Extracts from a graphics dataset:
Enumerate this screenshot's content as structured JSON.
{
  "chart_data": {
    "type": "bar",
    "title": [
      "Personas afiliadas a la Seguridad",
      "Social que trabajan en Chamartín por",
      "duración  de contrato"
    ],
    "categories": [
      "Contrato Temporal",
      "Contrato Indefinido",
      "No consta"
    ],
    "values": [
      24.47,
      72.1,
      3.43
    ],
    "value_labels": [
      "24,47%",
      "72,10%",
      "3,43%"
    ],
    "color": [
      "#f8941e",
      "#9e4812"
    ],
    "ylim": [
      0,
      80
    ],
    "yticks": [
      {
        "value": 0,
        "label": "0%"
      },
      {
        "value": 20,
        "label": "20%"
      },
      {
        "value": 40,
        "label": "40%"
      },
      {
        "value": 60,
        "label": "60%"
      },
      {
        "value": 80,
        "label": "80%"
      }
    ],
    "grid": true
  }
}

> The exercise: Take the listing above and set it down exactly.

> Right answer:
Enumerate this screenshot's content as structured JSON.
{
  "chart_data": {
    "type": "bar",
    "title": [
      "Personas afiliadas a la Seguridad",
      "Social que trabajan en Chamartín por",
      "duración  de contrato"
    ],
    "categories": [
      "Contrato Temporal",
      "Contrato Indefinido",
      "No consta"
    ],
    "values": [
      24.47,
      72.1,
      3.43
    ],
    "value_labels": [
      "24,47%",
      "72,10%",
      "3,43%"
    ],
    "color": [
      "#f8941e",
      "#9e4812"
    ],
    "ylim": [
      0,
      80
    ],
    "yticks": [
      {
        "value": 0,
        "label": "0%"
      },
      {
        "value": 20,
        "label": "20%"
      },
      {
        "value": 40,
        "label": "40%"
      },
      {
        "value": 60,
        "label": "60%"
      },
      {
        "value": 80,
        "label": "80%"
      }
    ],
    "grid": true
  }
}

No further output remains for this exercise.